### Dataset records
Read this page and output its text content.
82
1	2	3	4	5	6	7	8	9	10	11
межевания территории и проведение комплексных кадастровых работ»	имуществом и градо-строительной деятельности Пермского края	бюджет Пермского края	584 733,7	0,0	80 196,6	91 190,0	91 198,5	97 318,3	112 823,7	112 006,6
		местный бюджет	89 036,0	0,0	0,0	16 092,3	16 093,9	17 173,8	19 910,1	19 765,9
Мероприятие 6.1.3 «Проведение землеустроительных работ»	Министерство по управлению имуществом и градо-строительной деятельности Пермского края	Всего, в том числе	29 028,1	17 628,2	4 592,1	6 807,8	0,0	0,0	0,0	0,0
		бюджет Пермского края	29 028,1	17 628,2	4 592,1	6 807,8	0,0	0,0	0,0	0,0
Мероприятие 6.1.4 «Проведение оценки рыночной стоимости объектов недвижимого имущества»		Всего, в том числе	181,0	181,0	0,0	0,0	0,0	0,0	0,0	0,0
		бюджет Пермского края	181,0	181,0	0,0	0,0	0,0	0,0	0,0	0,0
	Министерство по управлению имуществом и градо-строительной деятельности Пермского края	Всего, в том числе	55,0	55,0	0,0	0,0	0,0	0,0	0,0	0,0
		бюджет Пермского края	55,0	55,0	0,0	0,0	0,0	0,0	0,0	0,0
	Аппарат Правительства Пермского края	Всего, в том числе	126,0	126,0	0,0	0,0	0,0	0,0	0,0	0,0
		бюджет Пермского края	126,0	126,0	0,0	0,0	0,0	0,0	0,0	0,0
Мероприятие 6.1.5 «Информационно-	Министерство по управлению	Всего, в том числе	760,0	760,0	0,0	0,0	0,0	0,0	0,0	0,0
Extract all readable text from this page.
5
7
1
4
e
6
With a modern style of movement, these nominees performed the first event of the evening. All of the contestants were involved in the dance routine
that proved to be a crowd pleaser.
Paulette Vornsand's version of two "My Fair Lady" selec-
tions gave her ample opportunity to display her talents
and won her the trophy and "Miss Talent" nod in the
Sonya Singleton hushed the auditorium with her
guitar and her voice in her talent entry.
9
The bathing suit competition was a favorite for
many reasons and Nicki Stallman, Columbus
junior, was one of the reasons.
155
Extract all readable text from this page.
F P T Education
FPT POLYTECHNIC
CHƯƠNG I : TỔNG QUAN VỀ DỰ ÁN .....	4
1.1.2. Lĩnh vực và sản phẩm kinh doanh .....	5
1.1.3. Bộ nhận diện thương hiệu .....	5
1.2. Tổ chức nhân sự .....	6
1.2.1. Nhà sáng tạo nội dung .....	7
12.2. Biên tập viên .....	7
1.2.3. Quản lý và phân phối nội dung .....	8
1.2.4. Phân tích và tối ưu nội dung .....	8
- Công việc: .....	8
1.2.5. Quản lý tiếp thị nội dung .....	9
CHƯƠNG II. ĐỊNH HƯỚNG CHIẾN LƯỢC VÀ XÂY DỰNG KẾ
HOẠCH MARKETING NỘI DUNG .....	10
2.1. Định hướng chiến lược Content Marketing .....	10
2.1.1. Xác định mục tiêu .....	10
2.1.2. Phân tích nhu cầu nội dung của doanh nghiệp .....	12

### Directions
Reproduce the material above, every line of it, exactly.

### Result of the task
Read this page and output its text content.
82
1	2	3	4	5	6	7	8	9	10	11
межевания территории и проведение комплексных кадастровых работ»	имуществом и градо-строительной деятельности Пермского края	бюджет Пермского края	584 733,7	0,0	80 196,6	91 190,0	91 198,5	97 318,3	112 823,7	112 006,6
		местный бюджет	89 036,0	0,0	0,0	16 092,3	16 093,9	17 173,8	19 910,1	19 765,9
Мероприятие 6.1.3 «Проведение землеустроительных работ»	Министерство по управлению имуществом и градо-строительной деятельности Пермского края	Всего, в том числе	29 028,1	17 628,2	4 592,1	6 807,8	0,0	0,0	0,0	0,0
		бюджет Пермского края	29 028,1	17 628,2	4 592,1	6 807,8	0,0	0,0	0,0	0,0
Мероприятие 6.1.4 «Проведение оценки рыночной стоимости объектов недвижимого имущества»		Всего, в том числе	181,0	181,0	0,0	0,0	0,0	0,0	0,0	0,0
		бюджет Пермского края	181,0	181,0	0,0	0,0	0,0	0,0	0,0	0,0
	Министерство по управлению имуществом и градо-строительной деятельности Пермского края	Всего, в том числе	55,0	55,0	0,0	0,0	0,0	0,0	0,0	0,0
		бюджет Пермского края	55,0	55,0	0,0	0,0	0,0	0,0	0,0	0,0
	Аппарат Правительства Пермского края	Всего, в том числе	126,0	126,0	0,0	0,0	0,0	0,0	0,0	0,0
		бюджет Пермского края	126,0	126,0	0,0	0,0	0,0	0,0	0,0	0,0
Мероприятие 6.1.5 «Информационно-	Министерство по управлению	Всего, в том числе	760,0	760,0	0,0	0,0	0,0	0,0	0,0	0,0
Extract all readable text from this page.
5
7
1
4
e
6
With a modern style of movement, these nominees performed the first event of the evening. All of the contestants were involved in the dance routine
that proved to be a crowd pleaser.
Paulette Vornsand's version of two "My Fair Lady" selec-
tions gave her ample opportunity to display her talents
and won her the trophy and "Miss Talent" nod in the
Sonya Singleton hushed the auditorium with her
guitar and her voice in her talent entry.
9
The bathing suit competition was a favorite for
many reasons and Nicki Stallman, Columbus
junior, was one of the reasons.
155
Extract all readable text from this page.
F P T Education
FPT POLYTECHNIC
CHƯƠNG I : TỔNG QUAN VỀ DỰ ÁN .....	4
1.1.2. Lĩnh vực và sản phẩm kinh doanh .....	5
1.1.3. Bộ nhận diện thương hiệu .....	5
1.2. Tổ chức nhân sự .....	6
1.2.1. Nhà sáng tạo nội dung .....	7
12.2. Biên tập viên .....	7
1.2.3. Quản lý và phân phối nội dung .....	8
1.2.4. Phân tích và tối ưu nội dung .....	8
- Công việc: .....	8
1.2.5. Quản lý tiếp thị nội dung .....	9
CHƯƠNG II. ĐỊNH HƯỚNG CHIẾN LƯỢC VÀ XÂY DỰNG KẾ
HOẠCH MARKETING NỘI DUNG .....	10
2.1. Định hướng chiến lược Content Marketing .....	10
2.1.1. Xác định mục tiêu .....	10
2.1.2. Phân tích nhu cầu nội dung của doanh nghiệp .....	12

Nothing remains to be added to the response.